**WHAT THE TASK REQUIRES:**
Repeat the material verbatim and drop the pictures.

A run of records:

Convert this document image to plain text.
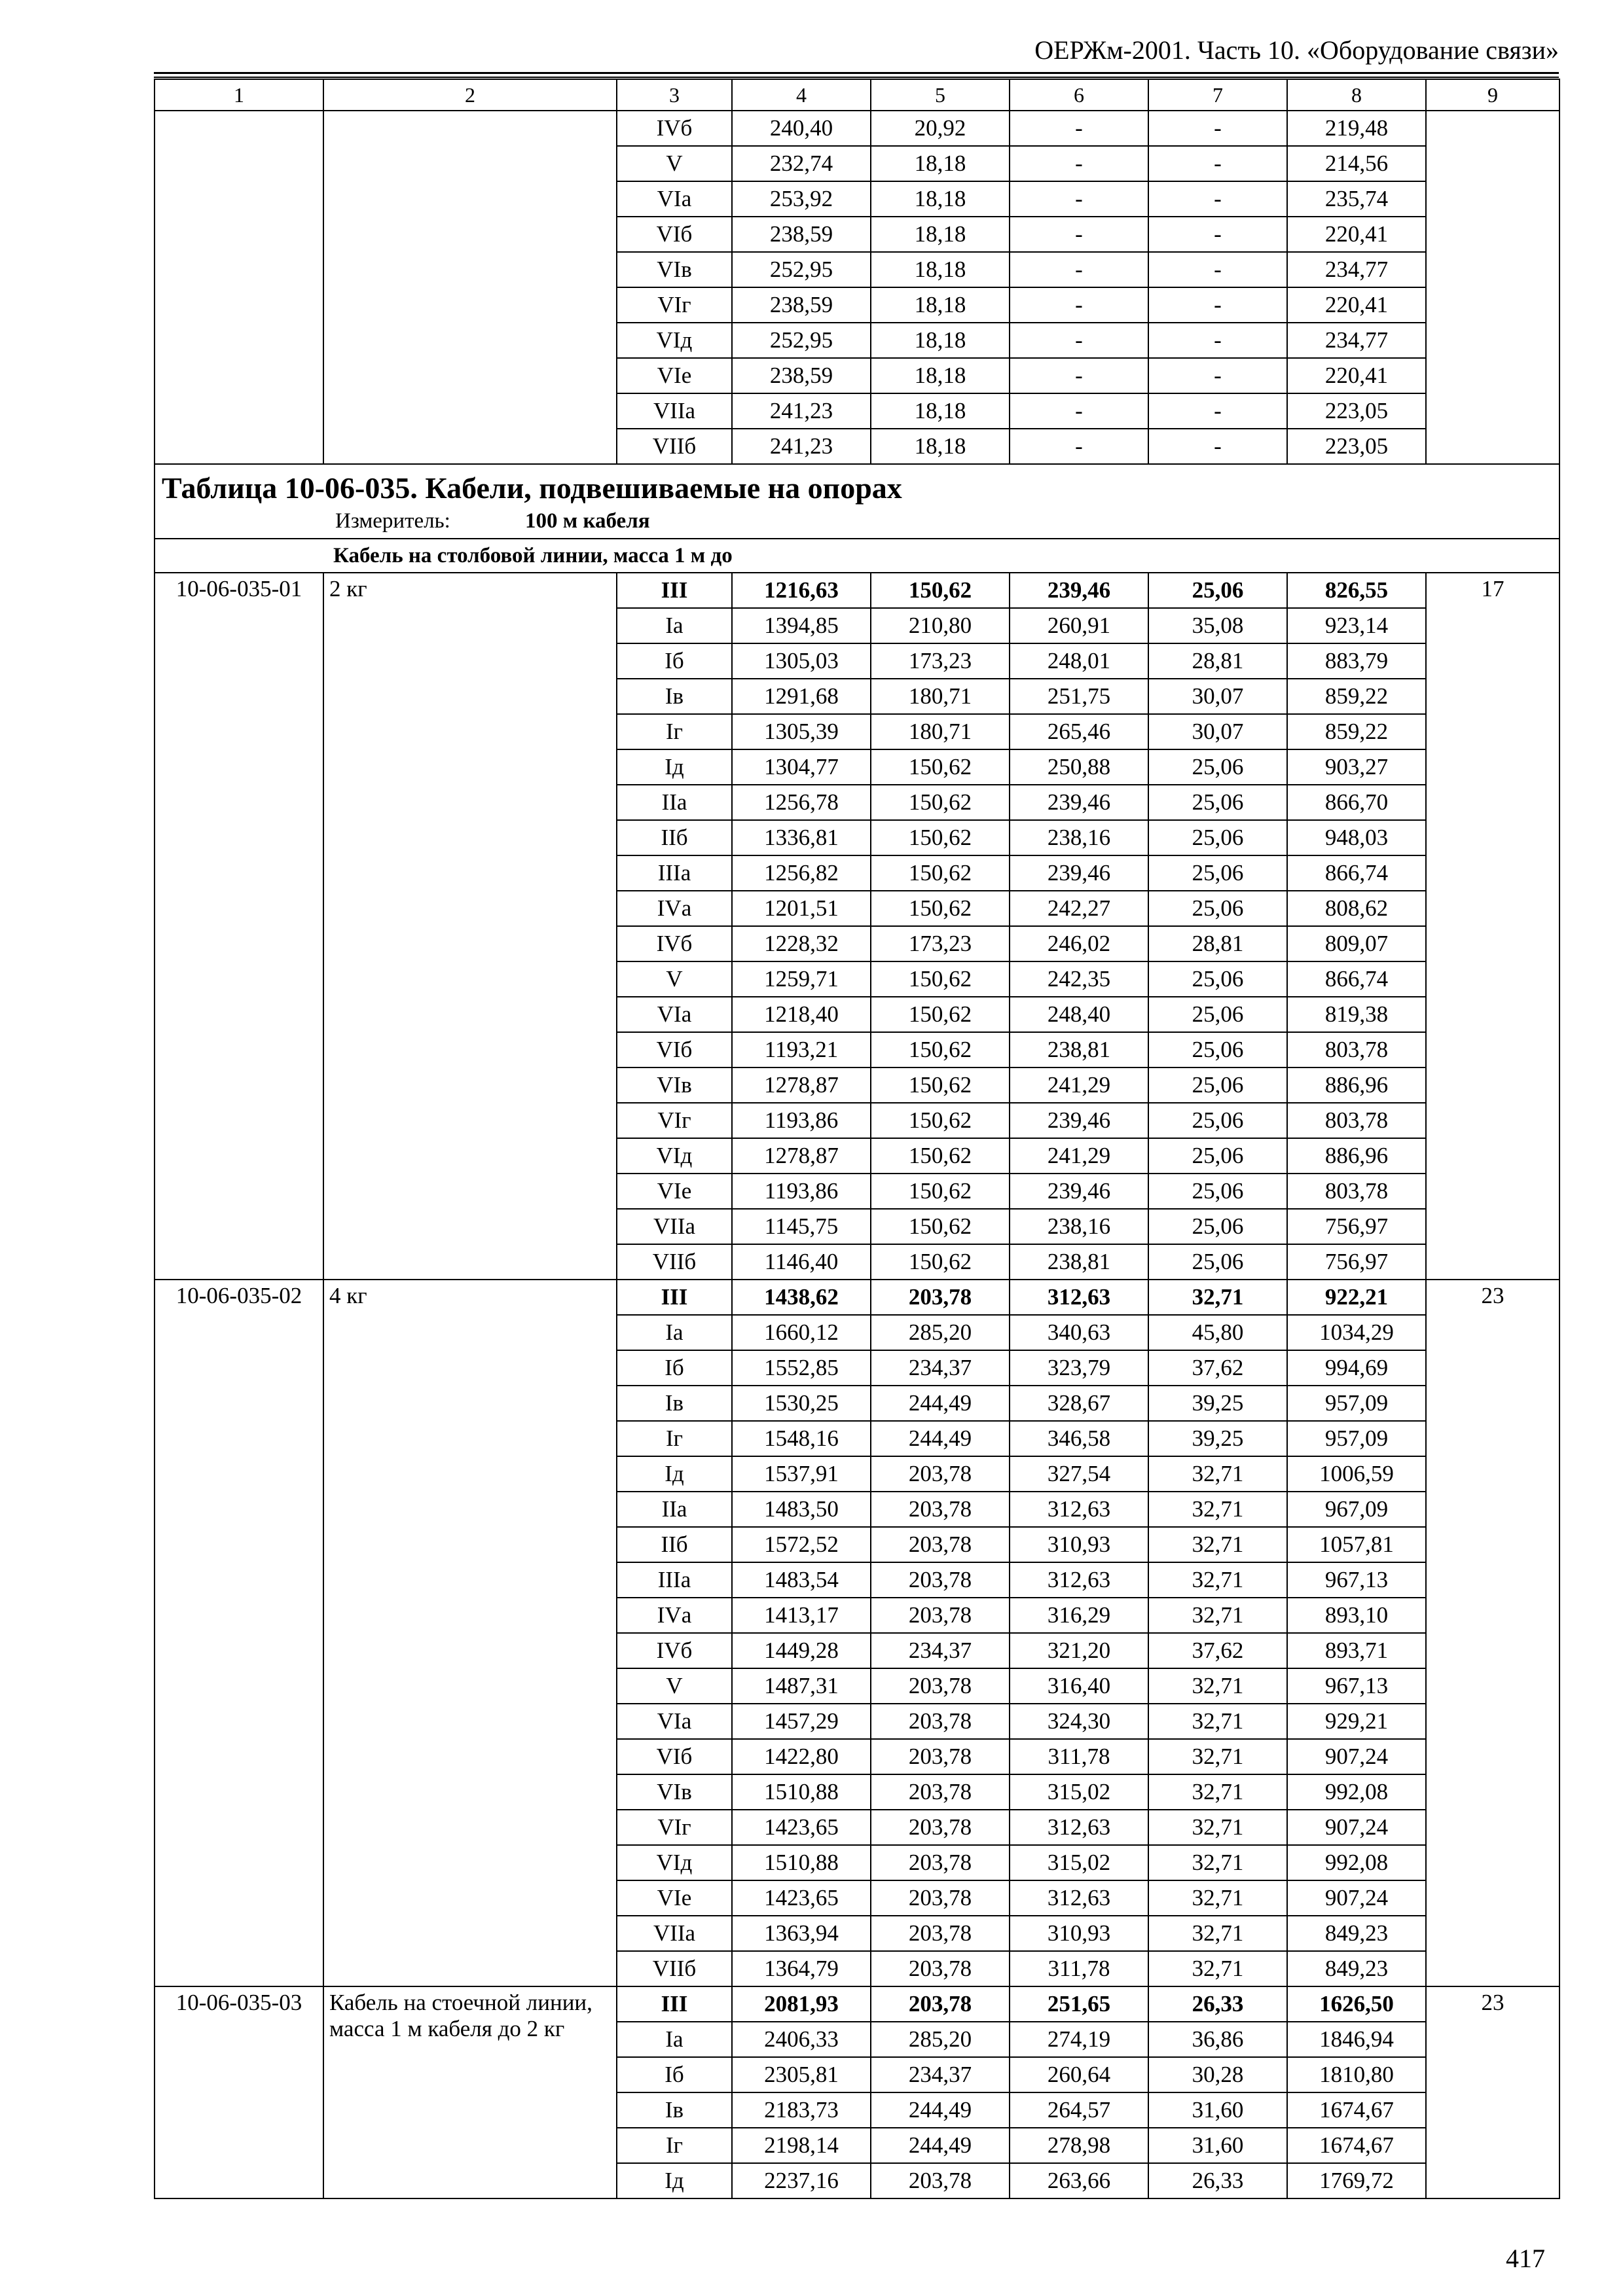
ОЕРЖм-2001. Часть 10. «Оборудование связи»
1	2	3	4	5	6	7	8	9
		IVб	240,40	20,92	-	-	219,48	
		V	232,74	18,18	-	-	214,56	
		VIа	253,92	18,18	-	-	235,74	
		VIб	238,59	18,18	-	-	220,41	
		VIв	252,95	18,18	-	-	234,77	
		VIг	238,59	18,18	-	-	220,41	
		VIд	252,95	18,18	-	-	234,77	
		VIе	238,59	18,18	-	-	220,41	
		VIIа	241,23	18,18	-	-	223,05	
		VIIб	241,23	18,18	-	-	223,05	

Таблица 10-06-035. Кабели, подвешиваемые на опорах
Измеритель: 100 м кабеля								

Кабель на столбовой линии, масса 1 м до								
10-06-035-01	2 кг	III	1216,63	150,62	239,46	25,06	826,55	17
		Iа	1394,85	210,80	260,91	35,08	923,14	
		Iб	1305,03	173,23	248,01	28,81	883,79	
		Iв	1291,68	180,71	251,75	30,07	859,22	
		Iг	1305,39	180,71	265,46	30,07	859,22	
		Iд	1304,77	150,62	250,88	25,06	903,27	
		IIа	1256,78	150,62	239,46	25,06	866,70	
		IIб	1336,81	150,62	238,16	25,06	948,03	
		IIIа	1256,82	150,62	239,46	25,06	866,74	
		IVа	1201,51	150,62	242,27	25,06	808,62	
		IVб	1228,32	173,23	246,02	28,81	809,07	
		V	1259,71	150,62	242,35	25,06	866,74	
		VIа	1218,40	150,62	248,40	25,06	819,38	
		VIб	1193,21	150,62	238,81	25,06	803,78	
		VIв	1278,87	150,62	241,29	25,06	886,96	
		VIг	1193,86	150,62	239,46	25,06	803,78	
		VIд	1278,87	150,62	241,29	25,06	886,96	
		VIе	1193,86	150,62	239,46	25,06	803,78	
		VIIа	1145,75	150,62	238,16	25,06	756,97	
		VIIб	1146,40	150,62	238,81	25,06	756,97	
10-06-035-02	4 кг	III	1438,62	203,78	312,63	32,71	922,21	23
		Iа	1660,12	285,20	340,63	45,80	1034,29	
		Iб	1552,85	234,37	323,79	37,62	994,69	
		Iв	1530,25	244,49	328,67	39,25	957,09	
		Iг	1548,16	244,49	346,58	39,25	957,09	
		Iд	1537,91	203,78	327,54	32,71	1006,59	
		IIа	1483,50	203,78	312,63	32,71	967,09	
		IIб	1572,52	203,78	310,93	32,71	1057,81	
		IIIа	1483,54	203,78	312,63	32,71	967,13	
		IVа	1413,17	203,78	316,29	32,71	893,10	
		IVб	1449,28	234,37	321,20	37,62	893,71	
		V	1487,31	203,78	316,40	32,71	967,13	
		VIа	1457,29	203,78	324,30	32,71	929,21	
		VIб	1422,80	203,78	311,78	32,71	907,24	
		VIв	1510,88	203,78	315,02	32,71	992,08	
		VIг	1423,65	203,78	312,63	32,71	907,24	
		VIд	1510,88	203,78	315,02	32,71	992,08	
		VIе	1423,65	203,78	312,63	32,71	907,24	
		VIIа	1363,94	203,78	310,93	32,71	849,23	
		VIIб	1364,79	203,78	311,78	32,71	849,23	
10-06-035-03	Кабель на стоечной линии, масса 1 м кабеля до 2 кг	III	2081,93	203,78	251,65	26,33	1626,50	23
		Iа	2406,33	285,20	274,19	36,86	1846,94	
		Iб	2305,81	234,37	260,64	30,28	1810,80	
		Iв	2183,73	244,49	264,57	31,60	1674,67	
		Iг	2198,14	244,49	278,98	31,60	1674,67	
		Iд	2237,16	203,78	263,66	26,33	1769,72	
417
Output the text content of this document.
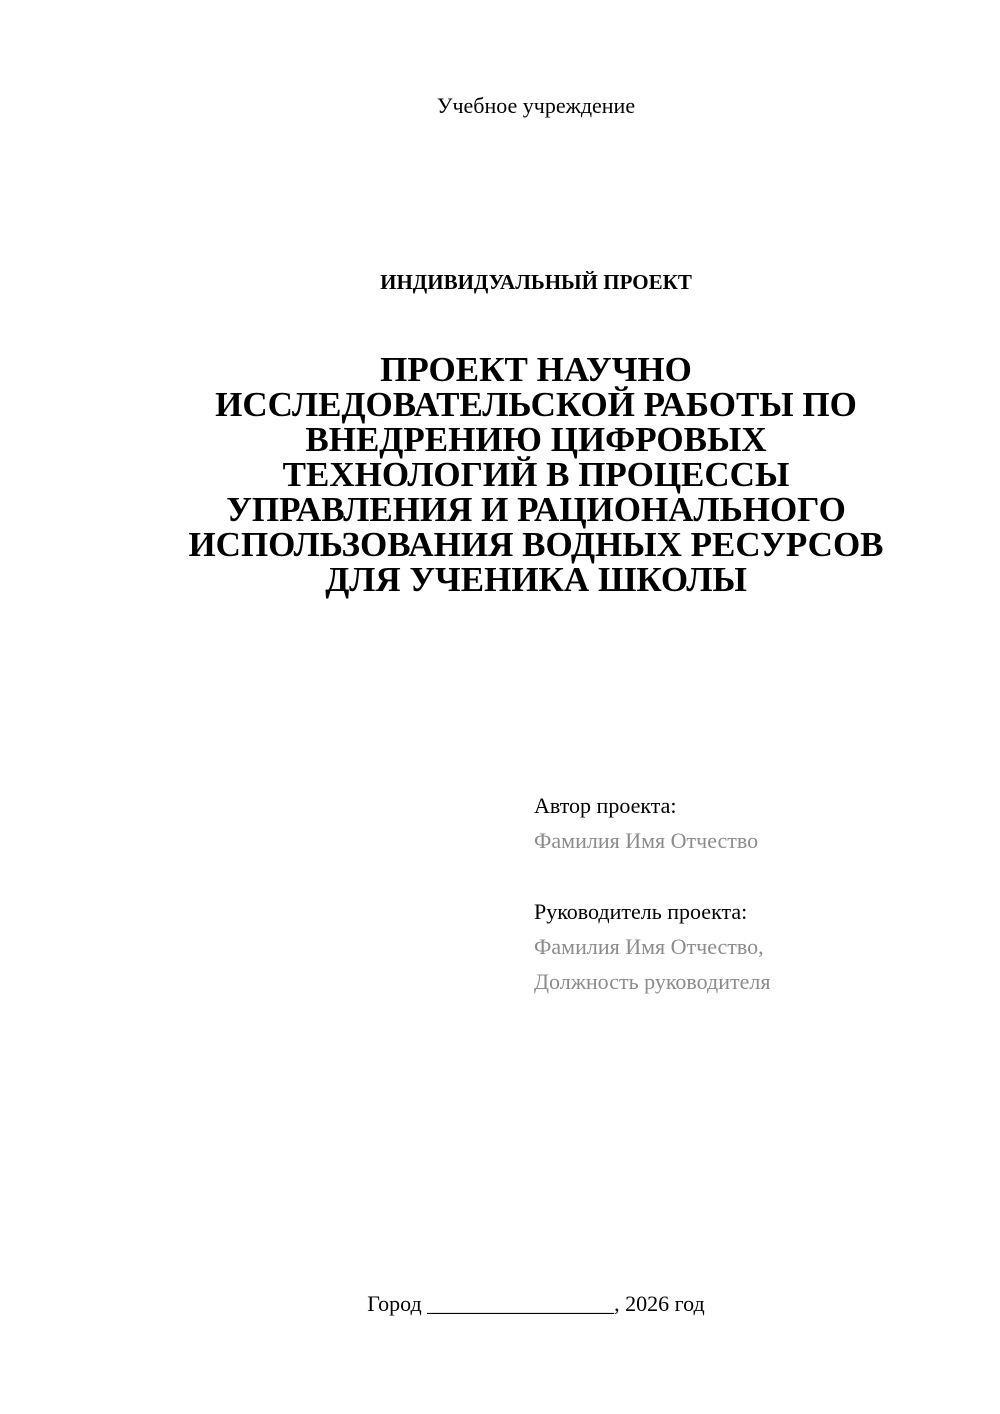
Учебное учреждение
ИНДИВИДУАЛЬНЫЙ ПРОЕКТ
ПРОЕКТ НАУЧНО
ИССЛЕДОВАТЕЛЬСКОЙ РАБОТЫ ПО
ВНЕДРЕНИЮ ЦИФРОВЫХ
ТЕХНОЛОГИЙ В ПРОЦЕССЫ
УПРАВЛЕНИЯ И РАЦИОНАЛЬНОГО
ИСПОЛЬЗОВАНИЯ ВОДНЫХ РЕСУРСОВ
ДЛЯ УЧЕНИКА ШКОЛЫ
Автор проекта:
Фамилия Имя Отчество
Руководитель проекта:
Фамилия Имя Отчество,
Должность руководителя
Город _________________, 2026 год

**ANSWER TO THE TASK:**
Convert this document image to plain text.
ОЕРЖм-2001. Часть 10. «Оборудование связи»
1	2	3	4	5	6	7	8	9
		IVб	240,40	20,92	-	-	219,48	
		V	232,74	18,18	-	-	214,56	
		VIа	253,92	18,18	-	-	235,74	
		VIб	238,59	18,18	-	-	220,41	
		VIв	252,95	18,18	-	-	234,77	
		VIг	238,59	18,18	-	-	220,41	
		VIд	252,95	18,18	-	-	234,77	
		VIе	238,59	18,18	-	-	220,41	
		VIIа	241,23	18,18	-	-	223,05	
		VIIб	241,23	18,18	-	-	223,05	

Таблица 10-06-035. Кабели, подвешиваемые на опорах
Измеритель: 100 м кабеля								

Кабель на столбовой линии, масса 1 м до								
10-06-035-01	2 кг	III	1216,63	150,62	239,46	25,06	826,55	17
		Iа	1394,85	210,80	260,91	35,08	923,14	
		Iб	1305,03	173,23	248,01	28,81	883,79	
		Iв	1291,68	180,71	251,75	30,07	859,22	
		Iг	1305,39	180,71	265,46	30,07	859,22	
		Iд	1304,77	150,62	250,88	25,06	903,27	
		IIа	1256,78	150,62	239,46	25,06	866,70	
		IIб	1336,81	150,62	238,16	25,06	948,03	
		IIIа	1256,82	150,62	239,46	25,06	866,74	
		IVа	1201,51	150,62	242,27	25,06	808,62	
		IVб	1228,32	173,23	246,02	28,81	809,07	
		V	1259,71	150,62	242,35	25,06	866,74	
		VIа	1218,40	150,62	248,40	25,06	819,38	
		VIб	1193,21	150,62	238,81	25,06	803,78	
		VIв	1278,87	150,62	241,29	25,06	886,96	
		VIг	1193,86	150,62	239,46	25,06	803,78	
		VIд	1278,87	150,62	241,29	25,06	886,96	
		VIе	1193,86	150,62	239,46	25,06	803,78	
		VIIа	1145,75	150,62	238,16	25,06	756,97	
		VIIб	1146,40	150,62	238,81	25,06	756,97	
10-06-035-02	4 кг	III	1438,62	203,78	312,63	32,71	922,21	23
		Iа	1660,12	285,20	340,63	45,80	1034,29	
		Iб	1552,85	234,37	323,79	37,62	994,69	
		Iв	1530,25	244,49	328,67	39,25	957,09	
		Iг	1548,16	244,49	346,58	39,25	957,09	
		Iд	1537,91	203,78	327,54	32,71	1006,59	
		IIа	1483,50	203,78	312,63	32,71	967,09	
		IIб	1572,52	203,78	310,93	32,71	1057,81	
		IIIа	1483,54	203,78	312,63	32,71	967,13	
		IVа	1413,17	203,78	316,29	32,71	893,10	
		IVб	1449,28	234,37	321,20	37,62	893,71	
		V	1487,31	203,78	316,40	32,71	967,13	
		VIа	1457,29	203,78	324,30	32,71	929,21	
		VIб	1422,80	203,78	311,78	32,71	907,24	
		VIв	1510,88	203,78	315,02	32,71	992,08	
		VIг	1423,65	203,78	312,63	32,71	907,24	
		VIд	1510,88	203,78	315,02	32,71	992,08	
		VIе	1423,65	203,78	312,63	32,71	907,24	
		VIIа	1363,94	203,78	310,93	32,71	849,23	
		VIIб	1364,79	203,78	311,78	32,71	849,23	
10-06-035-03	Кабель на стоечной линии, масса 1 м кабеля до 2 кг	III	2081,93	203,78	251,65	26,33	1626,50	23
		Iа	2406,33	285,20	274,19	36,86	1846,94	
		Iб	2305,81	234,37	260,64	30,28	1810,80	
		Iв	2183,73	244,49	264,57	31,60	1674,67	
		Iг	2198,14	244,49	278,98	31,60	1674,67	
		Iд	2237,16	203,78	263,66	26,33	1769,72	
417
Output the text content of this document.
Учебное учреждение
ИНДИВИДУАЛЬНЫЙ ПРОЕКТ
ПРОЕКТ НАУЧНО
ИССЛЕДОВАТЕЛЬСКОЙ РАБОТЫ ПО
ВНЕДРЕНИЮ ЦИФРОВЫХ
ТЕХНОЛОГИЙ В ПРОЦЕССЫ
УПРАВЛЕНИЯ И РАЦИОНАЛЬНОГО
ИСПОЛЬЗОВАНИЯ ВОДНЫХ РЕСУРСОВ
ДЛЯ УЧЕНИКА ШКОЛЫ
Автор проекта:
Фамилия Имя Отчество
Руководитель проекта:
Фамилия Имя Отчество,
Должность руководителя
Город _________________, 2026 год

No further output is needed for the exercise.